Return only the number of lines holding the word "chevron".
-- Start of PROVIDED DATA --
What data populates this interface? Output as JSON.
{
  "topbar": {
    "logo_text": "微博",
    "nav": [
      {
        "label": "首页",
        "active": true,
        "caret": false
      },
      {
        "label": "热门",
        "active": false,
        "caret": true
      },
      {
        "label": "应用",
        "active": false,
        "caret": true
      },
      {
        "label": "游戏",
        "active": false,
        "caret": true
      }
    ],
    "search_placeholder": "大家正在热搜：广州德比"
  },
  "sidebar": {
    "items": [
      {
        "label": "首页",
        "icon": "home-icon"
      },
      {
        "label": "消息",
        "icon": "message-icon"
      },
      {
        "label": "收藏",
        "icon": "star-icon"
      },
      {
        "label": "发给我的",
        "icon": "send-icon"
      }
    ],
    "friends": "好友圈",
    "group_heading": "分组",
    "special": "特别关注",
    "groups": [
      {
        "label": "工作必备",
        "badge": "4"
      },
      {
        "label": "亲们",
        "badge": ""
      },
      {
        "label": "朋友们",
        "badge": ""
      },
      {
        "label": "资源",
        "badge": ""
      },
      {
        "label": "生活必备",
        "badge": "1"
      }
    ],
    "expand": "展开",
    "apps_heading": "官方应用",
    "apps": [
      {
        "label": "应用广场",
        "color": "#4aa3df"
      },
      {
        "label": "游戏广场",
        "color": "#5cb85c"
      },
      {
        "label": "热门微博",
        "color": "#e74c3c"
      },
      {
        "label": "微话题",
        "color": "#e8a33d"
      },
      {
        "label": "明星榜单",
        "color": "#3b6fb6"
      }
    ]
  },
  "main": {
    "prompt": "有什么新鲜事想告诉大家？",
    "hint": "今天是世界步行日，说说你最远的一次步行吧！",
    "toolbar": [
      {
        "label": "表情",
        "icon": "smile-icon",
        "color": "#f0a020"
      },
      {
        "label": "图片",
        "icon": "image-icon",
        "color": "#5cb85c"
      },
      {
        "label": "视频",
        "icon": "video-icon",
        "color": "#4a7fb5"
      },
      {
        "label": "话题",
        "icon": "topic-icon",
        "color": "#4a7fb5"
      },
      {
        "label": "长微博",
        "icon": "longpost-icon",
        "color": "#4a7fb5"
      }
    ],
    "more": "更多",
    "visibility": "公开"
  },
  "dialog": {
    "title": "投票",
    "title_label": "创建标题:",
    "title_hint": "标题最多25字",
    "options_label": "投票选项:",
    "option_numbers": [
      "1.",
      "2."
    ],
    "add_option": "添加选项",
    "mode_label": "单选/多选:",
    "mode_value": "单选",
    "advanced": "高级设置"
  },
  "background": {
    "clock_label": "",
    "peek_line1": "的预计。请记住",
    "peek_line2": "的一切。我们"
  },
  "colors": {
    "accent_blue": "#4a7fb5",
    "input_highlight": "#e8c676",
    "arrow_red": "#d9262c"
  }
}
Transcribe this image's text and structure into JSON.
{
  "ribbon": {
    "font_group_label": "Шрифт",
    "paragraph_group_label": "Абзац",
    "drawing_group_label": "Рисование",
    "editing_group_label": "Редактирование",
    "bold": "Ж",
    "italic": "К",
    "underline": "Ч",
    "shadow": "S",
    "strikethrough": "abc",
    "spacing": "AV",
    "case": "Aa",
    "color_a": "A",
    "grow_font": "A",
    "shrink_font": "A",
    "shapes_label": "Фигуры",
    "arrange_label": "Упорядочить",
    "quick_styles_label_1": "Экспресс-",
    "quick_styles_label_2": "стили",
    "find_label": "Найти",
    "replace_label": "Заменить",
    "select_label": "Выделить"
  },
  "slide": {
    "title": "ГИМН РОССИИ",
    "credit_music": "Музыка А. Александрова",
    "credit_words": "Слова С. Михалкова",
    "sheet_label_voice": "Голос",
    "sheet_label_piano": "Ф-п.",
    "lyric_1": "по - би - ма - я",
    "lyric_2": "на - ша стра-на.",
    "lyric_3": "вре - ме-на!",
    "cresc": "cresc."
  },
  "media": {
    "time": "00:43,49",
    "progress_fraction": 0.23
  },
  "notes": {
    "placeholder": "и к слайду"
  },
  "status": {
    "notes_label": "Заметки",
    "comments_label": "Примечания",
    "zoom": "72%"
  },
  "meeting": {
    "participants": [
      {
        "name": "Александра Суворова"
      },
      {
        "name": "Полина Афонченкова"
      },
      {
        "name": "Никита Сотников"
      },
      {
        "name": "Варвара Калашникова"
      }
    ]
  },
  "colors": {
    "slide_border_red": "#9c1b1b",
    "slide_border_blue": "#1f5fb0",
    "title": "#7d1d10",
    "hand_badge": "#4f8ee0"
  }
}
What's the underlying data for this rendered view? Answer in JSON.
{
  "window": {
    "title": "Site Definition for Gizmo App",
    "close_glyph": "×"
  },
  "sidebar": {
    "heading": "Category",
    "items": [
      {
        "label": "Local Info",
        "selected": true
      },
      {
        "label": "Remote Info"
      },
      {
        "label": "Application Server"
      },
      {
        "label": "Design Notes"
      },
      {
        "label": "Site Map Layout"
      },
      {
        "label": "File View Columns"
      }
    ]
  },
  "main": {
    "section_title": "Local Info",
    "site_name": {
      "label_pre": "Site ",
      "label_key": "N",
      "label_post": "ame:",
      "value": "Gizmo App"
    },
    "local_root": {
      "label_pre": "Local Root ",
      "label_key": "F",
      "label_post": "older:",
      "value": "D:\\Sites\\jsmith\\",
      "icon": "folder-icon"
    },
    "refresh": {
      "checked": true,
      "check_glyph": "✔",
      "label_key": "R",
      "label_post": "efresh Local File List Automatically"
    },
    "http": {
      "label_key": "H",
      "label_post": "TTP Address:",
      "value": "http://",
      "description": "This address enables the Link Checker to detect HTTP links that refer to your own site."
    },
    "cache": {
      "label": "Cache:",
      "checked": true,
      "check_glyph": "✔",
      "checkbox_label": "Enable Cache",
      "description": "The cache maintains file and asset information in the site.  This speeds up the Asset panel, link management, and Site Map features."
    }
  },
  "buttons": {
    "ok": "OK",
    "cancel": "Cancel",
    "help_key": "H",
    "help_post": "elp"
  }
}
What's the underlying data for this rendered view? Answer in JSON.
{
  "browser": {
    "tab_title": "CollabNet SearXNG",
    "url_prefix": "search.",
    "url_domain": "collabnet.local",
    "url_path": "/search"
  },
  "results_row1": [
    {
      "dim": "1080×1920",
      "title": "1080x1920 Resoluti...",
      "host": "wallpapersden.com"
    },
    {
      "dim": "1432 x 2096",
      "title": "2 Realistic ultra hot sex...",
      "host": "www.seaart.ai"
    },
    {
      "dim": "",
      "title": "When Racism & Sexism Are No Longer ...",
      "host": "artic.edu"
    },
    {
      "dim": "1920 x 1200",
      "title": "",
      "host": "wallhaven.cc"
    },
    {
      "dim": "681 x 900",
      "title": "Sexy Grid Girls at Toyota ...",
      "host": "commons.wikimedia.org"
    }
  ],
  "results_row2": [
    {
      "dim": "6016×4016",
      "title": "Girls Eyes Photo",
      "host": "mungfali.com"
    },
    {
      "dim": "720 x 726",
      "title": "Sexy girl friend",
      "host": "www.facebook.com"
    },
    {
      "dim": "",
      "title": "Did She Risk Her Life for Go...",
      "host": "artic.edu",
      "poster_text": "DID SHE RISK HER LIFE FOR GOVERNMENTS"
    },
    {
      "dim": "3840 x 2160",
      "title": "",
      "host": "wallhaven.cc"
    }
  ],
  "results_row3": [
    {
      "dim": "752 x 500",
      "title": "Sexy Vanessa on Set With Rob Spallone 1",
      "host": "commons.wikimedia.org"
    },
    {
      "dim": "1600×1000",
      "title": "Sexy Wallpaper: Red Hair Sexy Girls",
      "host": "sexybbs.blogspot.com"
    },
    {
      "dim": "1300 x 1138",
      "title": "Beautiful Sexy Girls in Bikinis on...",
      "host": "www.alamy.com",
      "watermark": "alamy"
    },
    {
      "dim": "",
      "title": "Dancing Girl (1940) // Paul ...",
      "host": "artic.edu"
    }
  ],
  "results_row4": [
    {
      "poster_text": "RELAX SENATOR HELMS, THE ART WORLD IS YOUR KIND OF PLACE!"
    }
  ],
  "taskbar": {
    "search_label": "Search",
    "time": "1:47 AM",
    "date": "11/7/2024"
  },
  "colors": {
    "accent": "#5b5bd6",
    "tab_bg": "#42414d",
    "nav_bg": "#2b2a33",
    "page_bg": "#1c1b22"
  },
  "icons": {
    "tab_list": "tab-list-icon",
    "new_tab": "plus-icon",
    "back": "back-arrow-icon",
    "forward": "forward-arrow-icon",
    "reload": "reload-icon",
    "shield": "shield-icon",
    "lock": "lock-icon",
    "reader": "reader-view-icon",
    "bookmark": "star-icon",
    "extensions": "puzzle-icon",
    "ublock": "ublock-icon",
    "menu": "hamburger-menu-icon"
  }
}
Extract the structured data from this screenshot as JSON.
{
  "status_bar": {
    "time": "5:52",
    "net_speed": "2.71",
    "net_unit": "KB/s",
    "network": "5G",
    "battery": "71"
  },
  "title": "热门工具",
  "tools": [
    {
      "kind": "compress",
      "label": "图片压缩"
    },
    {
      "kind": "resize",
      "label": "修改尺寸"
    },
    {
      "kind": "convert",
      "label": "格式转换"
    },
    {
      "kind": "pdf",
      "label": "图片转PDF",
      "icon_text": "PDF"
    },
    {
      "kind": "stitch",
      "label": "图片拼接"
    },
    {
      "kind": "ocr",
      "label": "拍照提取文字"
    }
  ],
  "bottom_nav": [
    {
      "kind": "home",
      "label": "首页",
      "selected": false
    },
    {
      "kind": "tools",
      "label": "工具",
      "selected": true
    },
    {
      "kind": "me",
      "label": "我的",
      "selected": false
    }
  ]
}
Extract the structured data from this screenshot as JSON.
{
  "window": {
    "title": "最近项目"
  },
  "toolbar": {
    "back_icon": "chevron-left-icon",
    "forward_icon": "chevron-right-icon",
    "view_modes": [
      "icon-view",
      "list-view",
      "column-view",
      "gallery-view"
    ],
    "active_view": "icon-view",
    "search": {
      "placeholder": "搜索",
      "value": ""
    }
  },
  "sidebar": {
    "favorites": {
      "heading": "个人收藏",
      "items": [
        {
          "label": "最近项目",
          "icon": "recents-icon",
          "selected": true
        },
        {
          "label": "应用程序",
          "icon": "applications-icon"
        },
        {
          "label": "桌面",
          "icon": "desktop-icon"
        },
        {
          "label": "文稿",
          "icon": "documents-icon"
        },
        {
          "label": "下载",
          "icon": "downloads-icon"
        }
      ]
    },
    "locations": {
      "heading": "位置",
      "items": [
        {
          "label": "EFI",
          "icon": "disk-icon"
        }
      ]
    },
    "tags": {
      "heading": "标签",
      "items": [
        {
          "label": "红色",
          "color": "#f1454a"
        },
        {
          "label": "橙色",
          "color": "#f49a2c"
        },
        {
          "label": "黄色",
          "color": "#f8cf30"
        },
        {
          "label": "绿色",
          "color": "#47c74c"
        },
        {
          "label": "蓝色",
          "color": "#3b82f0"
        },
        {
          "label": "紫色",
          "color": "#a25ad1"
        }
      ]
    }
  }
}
-- End of PROVIDED DATA --
CORRECT ANSWER:
2